▸ Exercise description
Write out the data below exactly as given, without any of its pictures.
━━━━━ Dataset rows
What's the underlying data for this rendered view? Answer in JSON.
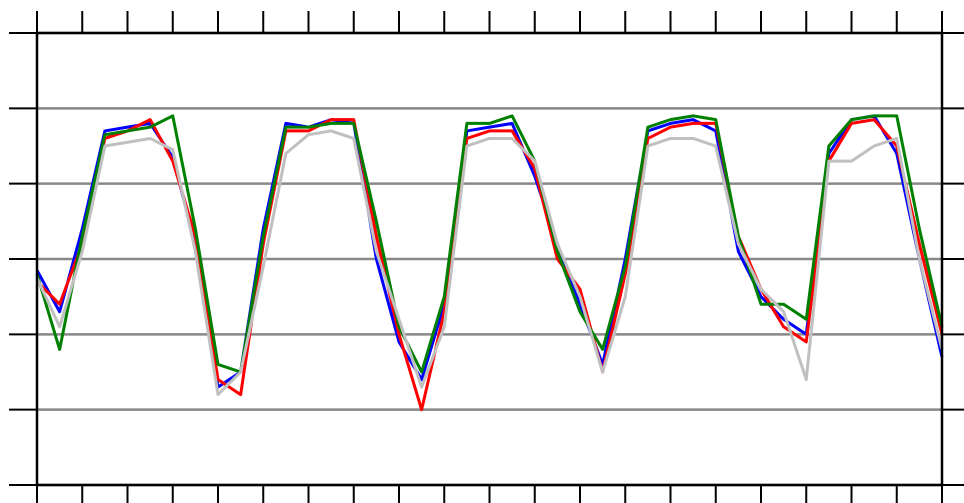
{
  "chart_data": {
    "type": "line",
    "x": [
      0,
      0.5,
      1,
      1.5,
      2,
      2.5,
      3,
      3.5,
      4,
      4.5,
      5,
      5.5,
      6,
      6.5,
      7,
      7.5,
      8,
      8.5,
      9,
      9.5,
      10,
      10.5,
      11,
      11.5,
      12,
      12.5,
      13,
      13.5,
      14,
      14.5,
      15,
      15.5,
      16,
      16.5,
      17,
      17.5,
      18,
      18.5,
      19,
      19.5,
      20
    ],
    "series": [
      {
        "color": "#0000ff",
        "values": [
          2.85,
          2.3,
          3.4,
          4.7,
          4.75,
          4.8,
          4.35,
          3.2,
          1.3,
          1.5,
          3.4,
          4.8,
          4.75,
          4.85,
          4.8,
          3.0,
          1.9,
          1.4,
          2.4,
          4.7,
          4.75,
          4.8,
          4.1,
          3.2,
          2.4,
          1.6,
          3.0,
          4.7,
          4.8,
          4.85,
          4.7,
          3.1,
          2.5,
          2.2,
          2.0,
          4.4,
          4.85,
          4.9,
          4.4,
          3.0,
          1.7
        ]
      },
      {
        "color": "#ff0000",
        "values": [
          2.7,
          2.4,
          3.2,
          4.6,
          4.7,
          4.85,
          4.3,
          3.3,
          1.4,
          1.2,
          3.2,
          4.7,
          4.7,
          4.85,
          4.85,
          3.3,
          2.0,
          1.0,
          2.3,
          4.6,
          4.7,
          4.7,
          4.2,
          3.0,
          2.6,
          1.5,
          2.8,
          4.6,
          4.75,
          4.8,
          4.8,
          3.3,
          2.6,
          2.1,
          1.9,
          4.3,
          4.8,
          4.85,
          4.5,
          3.2,
          2.0
        ]
      },
      {
        "color": "#008000",
        "values": [
          2.8,
          1.8,
          3.3,
          4.65,
          4.7,
          4.75,
          4.9,
          3.4,
          1.6,
          1.5,
          3.3,
          4.75,
          4.75,
          4.8,
          4.8,
          3.5,
          2.1,
          1.5,
          2.5,
          4.8,
          4.8,
          4.9,
          4.3,
          3.1,
          2.3,
          1.8,
          2.9,
          4.75,
          4.85,
          4.9,
          4.85,
          3.3,
          2.4,
          2.4,
          2.2,
          4.5,
          4.85,
          4.9,
          4.9,
          3.4,
          2.1
        ]
      },
      {
        "color": "#c0c0c0",
        "values": [
          2.75,
          2.1,
          3.1,
          4.5,
          4.55,
          4.6,
          4.45,
          3.1,
          1.2,
          1.5,
          2.9,
          4.4,
          4.65,
          4.7,
          4.6,
          3.1,
          2.2,
          1.3,
          2.1,
          4.5,
          4.6,
          4.6,
          4.3,
          3.2,
          2.5,
          1.5,
          2.5,
          4.5,
          4.6,
          4.6,
          4.5,
          3.2,
          2.6,
          2.3,
          1.4,
          4.3,
          4.3,
          4.5,
          4.6,
          3.0,
          1.8
        ]
      }
    ],
    "xlim": [
      0,
      20
    ],
    "xticks": [
      0,
      1,
      2,
      3,
      4,
      5,
      6,
      7,
      8,
      9,
      10,
      11,
      12,
      13,
      14,
      15,
      16,
      17,
      18,
      19,
      20
    ],
    "ylim": [
      0,
      6
    ],
    "yticks": [
      0,
      1,
      2,
      3,
      4,
      5,
      6
    ],
    "grid": true
  }
}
━━━━━━━━━━
▸ Solved problem
What's the underlying data for this rendered view? Answer in JSON.
{
  "chart_data": {
    "type": "line",
    "x": [
      0,
      0.5,
      1,
      1.5,
      2,
      2.5,
      3,
      3.5,
      4,
      4.5,
      5,
      5.5,
      6,
      6.5,
      7,
      7.5,
      8,
      8.5,
      9,
      9.5,
      10,
      10.5,
      11,
      11.5,
      12,
      12.5,
      13,
      13.5,
      14,
      14.5,
      15,
      15.5,
      16,
      16.5,
      17,
      17.5,
      18,
      18.5,
      19,
      19.5,
      20
    ],
    "series": [
      {
        "color": "#0000ff",
        "values": [
          2.85,
          2.3,
          3.4,
          4.7,
          4.75,
          4.8,
          4.35,
          3.2,
          1.3,
          1.5,
          3.4,
          4.8,
          4.75,
          4.85,
          4.8,
          3.0,
          1.9,
          1.4,
          2.4,
          4.7,
          4.75,
          4.8,
          4.1,
          3.2,
          2.4,
          1.6,
          3.0,
          4.7,
          4.8,
          4.85,
          4.7,
          3.1,
          2.5,
          2.2,
          2.0,
          4.4,
          4.85,
          4.9,
          4.4,
          3.0,
          1.7
        ]
      },
      {
        "color": "#ff0000",
        "values": [
          2.7,
          2.4,
          3.2,
          4.6,
          4.7,
          4.85,
          4.3,
          3.3,
          1.4,
          1.2,
          3.2,
          4.7,
          4.7,
          4.85,
          4.85,
          3.3,
          2.0,
          1.0,
          2.3,
          4.6,
          4.7,
          4.7,
          4.2,
          3.0,
          2.6,
          1.5,
          2.8,
          4.6,
          4.75,
          4.8,
          4.8,
          3.3,
          2.6,
          2.1,
          1.9,
          4.3,
          4.8,
          4.85,
          4.5,
          3.2,
          2.0
        ]
      },
      {
        "color": "#008000",
        "values": [
          2.8,
          1.8,
          3.3,
          4.65,
          4.7,
          4.75,
          4.9,
          3.4,
          1.6,
          1.5,
          3.3,
          4.75,
          4.75,
          4.8,
          4.8,
          3.5,
          2.1,
          1.5,
          2.5,
          4.8,
          4.8,
          4.9,
          4.3,
          3.1,
          2.3,
          1.8,
          2.9,
          4.75,
          4.85,
          4.9,
          4.85,
          3.3,
          2.4,
          2.4,
          2.2,
          4.5,
          4.85,
          4.9,
          4.9,
          3.4,
          2.1
        ]
      },
      {
        "color": "#c0c0c0",
        "values": [
          2.75,
          2.1,
          3.1,
          4.5,
          4.55,
          4.6,
          4.45,
          3.1,
          1.2,
          1.5,
          2.9,
          4.4,
          4.65,
          4.7,
          4.6,
          3.1,
          2.2,
          1.3,
          2.1,
          4.5,
          4.6,
          4.6,
          4.3,
          3.2,
          2.5,
          1.5,
          2.5,
          4.5,
          4.6,
          4.6,
          4.5,
          3.2,
          2.6,
          2.3,
          1.4,
          4.3,
          4.3,
          4.5,
          4.6,
          3.0,
          1.8
        ]
      }
    ],
    "xlim": [
      0,
      20
    ],
    "xticks": [
      0,
      1,
      2,
      3,
      4,
      5,
      6,
      7,
      8,
      9,
      10,
      11,
      12,
      13,
      14,
      15,
      16,
      17,
      18,
      19,
      20
    ],
    "ylim": [
      0,
      6
    ],
    "yticks": [
      0,
      1,
      2,
      3,
      4,
      5,
      6
    ],
    "grid": true
  }
}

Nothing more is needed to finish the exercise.